Data supplied

◇ ◇ ◇ ◇

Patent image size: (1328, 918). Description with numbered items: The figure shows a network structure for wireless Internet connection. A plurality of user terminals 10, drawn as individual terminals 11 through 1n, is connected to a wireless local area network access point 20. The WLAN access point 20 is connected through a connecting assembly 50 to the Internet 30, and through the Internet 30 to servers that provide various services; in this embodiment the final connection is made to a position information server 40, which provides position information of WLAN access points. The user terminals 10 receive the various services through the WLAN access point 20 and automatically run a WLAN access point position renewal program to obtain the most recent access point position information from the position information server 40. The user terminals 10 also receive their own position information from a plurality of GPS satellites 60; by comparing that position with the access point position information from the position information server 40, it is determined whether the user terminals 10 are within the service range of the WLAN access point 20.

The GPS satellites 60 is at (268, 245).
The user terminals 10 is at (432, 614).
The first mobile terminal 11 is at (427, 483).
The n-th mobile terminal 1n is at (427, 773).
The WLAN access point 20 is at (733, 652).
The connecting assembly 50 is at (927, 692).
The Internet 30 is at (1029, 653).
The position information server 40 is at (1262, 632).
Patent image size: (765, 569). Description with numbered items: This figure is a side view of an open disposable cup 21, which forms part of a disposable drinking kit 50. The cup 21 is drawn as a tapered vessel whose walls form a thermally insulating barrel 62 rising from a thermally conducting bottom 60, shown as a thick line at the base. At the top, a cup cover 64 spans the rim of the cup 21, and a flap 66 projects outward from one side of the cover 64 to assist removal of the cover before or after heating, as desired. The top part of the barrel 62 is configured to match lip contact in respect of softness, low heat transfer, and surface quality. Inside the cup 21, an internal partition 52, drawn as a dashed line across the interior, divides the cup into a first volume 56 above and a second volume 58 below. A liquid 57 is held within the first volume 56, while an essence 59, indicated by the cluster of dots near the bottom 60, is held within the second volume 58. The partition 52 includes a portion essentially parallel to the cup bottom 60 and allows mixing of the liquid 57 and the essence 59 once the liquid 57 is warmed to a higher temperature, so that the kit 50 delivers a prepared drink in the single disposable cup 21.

◇ ◇ ◇ ◇

Problem to work on
Reproduce every row above word for word, with nothing changed, added or left out.

Written solution
Patent image size: (1328, 918). Description with numbered items: The figure shows a network structure for wireless Internet connection. A plurality of user terminals 10, drawn as individual terminals 11 through 1n, is connected to a wireless local area network access point 20. The WLAN access point 20 is connected through a connecting assembly 50 to the Internet 30, and through the Internet 30 to servers that provide various services; in this embodiment the final connection is made to a position information server 40, which provides position information of WLAN access points. The user terminals 10 receive the various services through the WLAN access point 20 and automatically run a WLAN access point position renewal program to obtain the most recent access point position information from the position information server 40. The user terminals 10 also receive their own position information from a plurality of GPS satellites 60; by comparing that position with the access point position information from the position information server 40, it is determined whether the user terminals 10 are within the service range of the WLAN access point 20.

The GPS satellites 60 is at (268, 245).
The user terminals 10 is at (432, 614).
The first mobile terminal 11 is at (427, 483).
The n-th mobile terminal 1n is at (427, 773).
The WLAN access point 20 is at (733, 652).
The connecting assembly 50 is at (927, 692).
The Internet 30 is at (1029, 653).
The position information server 40 is at (1262, 632).
Patent image size: (765, 569). Description with numbered items: This figure is a side view of an open disposable cup 21, which forms part of a disposable drinking kit 50. The cup 21 is drawn as a tapered vessel whose walls form a thermally insulating barrel 62 rising from a thermally conducting bottom 60, shown as a thick line at the base. At the top, a cup cover 64 spans the rim of the cup 21, and a flap 66 projects outward from one side of the cover 64 to assist removal of the cover before or after heating, as desired. The top part of the barrel 62 is configured to match lip contact in respect of softness, low heat transfer, and surface quality. Inside the cup 21, an internal partition 52, drawn as a dashed line across the interior, divides the cup into a first volume 56 above and a second volume 58 below. A liquid 57 is held within the first volume 56, while an essence 59, indicated by the cluster of dots near the bottom 60, is held within the second volume 58. The partition 52 includes a portion essentially parallel to the cup bottom 60 and allows mixing of the liquid 57 and the essence 59 once the liquid 57 is warmed to a higher temperature, so that the kit 50 delivers a prepared drink in the single disposable cup 21.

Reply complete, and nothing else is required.